» **Document passage**:
TORONTO, Dec. 13, 2016 /CNW/ - Melior Resources Inc. ("Melior" or the "Company") ( TSXV:MLR) today provides an update on its financial position in light of the Federal Court of Australia's dismissal of Kasbah Resources Limited's ("Kasbah") (ASX:KAS) application for approval of the proposed acquisition of Kasbah by Asian Mineral Resources Limited ("AMR") ( TSXV:ASN) pursuant to a scheme of arrangement (the "Scheme") under the laws of Australia.
As recently disclosed in the Company's press release dated November 9, 2016, the continuing operations of the Company remain dependent upon its ability to raise adequate financing, to commence profitable operations in the future, and repay its liabilities arising from normal business operations as they become due. Failure to obtain sufficient financing could force the Company into reorganization, bankruptcy or insolvency proceedings. In connection with the Company's efforts to secure additional financing and in reliance on the financial hardship exemptions from the minority shareholder approval requirements of Multilateral Instrument 61-101 – Protections of Minority Security Holders in Special Transactions, on November 9, 2016, Melior announced that it had reached an agreement with Pala Investments Limited ("Pala") to amend the terms of its August 2, 2015 loan facility (the "Pala Facility"). In connection with the amendment to the Pala Facility, Pala agreed to advance an additional US$300,000 to the Company, bringing the total principal amount outstanding under the Pala Facility to US$3 million. In addition, Pala agreed to grant Melior a put option (the "Put Option") in respect of the 47,272,727 shares of AMR (the "AMR Shares") owned by Melior. Pursuant to its terms, Melior is entitled to exercise the Put Option at any time following the completion of the Scheme, which was expected occur on or about December 6, 2016. At the time of grant, exercising the Put Option would have realized approximately CAD$1.134 million to Melior and was to form an integral part of the Company's plans to secure financing to meet its obligations as they come due so as to avoid being forced into reorganization, bankruptcy or insolvency proceedings. Yesterday, AMR announced that the Federal Court of Australia has dismissed Kasbah's application for approval of the Scheme. Investors may review AMR's public disclosure regarding the proposed Scheme, including AMR's December 12, 2016 press release for further details.
The Australian court's failure to approve the Scheme and the resulting inability of Melior to exercise the Put Option create considerable uncertainty regarding the Company's ability to continue as a going concern. In light of these developments, Melior has initiated discussions with various potential funding sources regarding potential plans or proposals that may involve one or more of the following relating to the Company: restructurings; issuance by the Company of additional indebtedness or additional equity; refinancing existing indebtedness, disposition of material assets of the Company or its subsidiaries and/or other strategic alternatives. There can be no assurance that these discussions will result in a plan or proposal with respect to any of the foregoing, that any entity or person will agree to any definitive agreement with respect to any of the foregoing, on what terms such definitive agreement may take or that any of the foregoing will occur. As such, the Company remains in serious financial difficulty and there is considerable uncertainty regarding the Company's ability to continue as a going concern.

» **Short problem A**:
Please copy the stretch of the Melior Resources update from "TORONTO, Dec. 13, 2016" through "laws of Australia.".
» **Short problem B**:
In the Melior Resources update, what total principal amount is outstanding under the Pala Facility after the additional advance?

» **Dataset extract**:
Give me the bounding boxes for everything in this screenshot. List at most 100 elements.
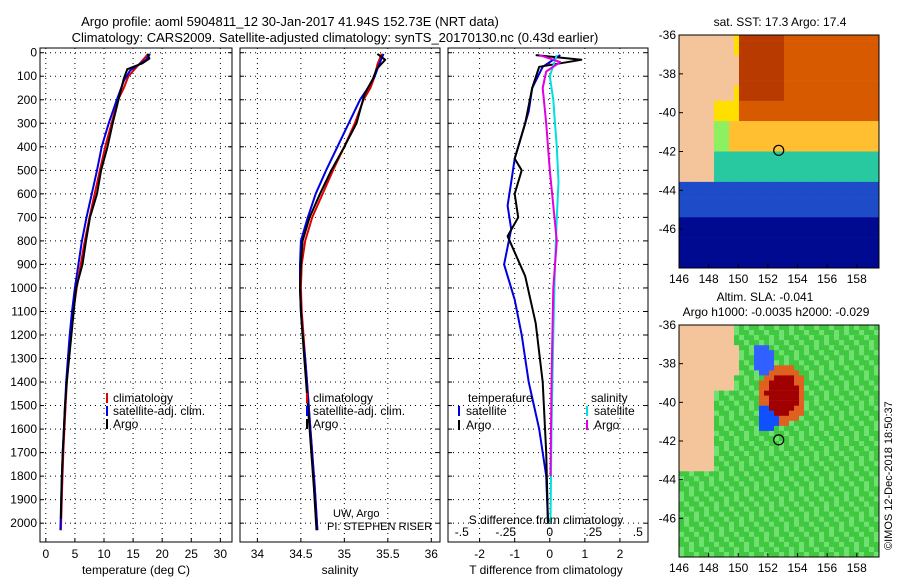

» **Full solution A**:
TORONTO, Dec. 13, 2016 /CNW/ - Melior Resources Inc. ("Melior" or the "Company") ( TSXV:MLR) today provides an update on its financial position in light of the Federal Court of Australia's dismissal of Kasbah Resources Limited's ("Kasbah") (ASX:KAS) application for approval of the proposed acquisition of Kasbah by Asian Mineral Resources Limited ("AMR") ( TSXV:ASN) pursuant to a scheme of arrangement (the "Scheme") under the laws of Australia.

» **Full solution B**:
US$3 million.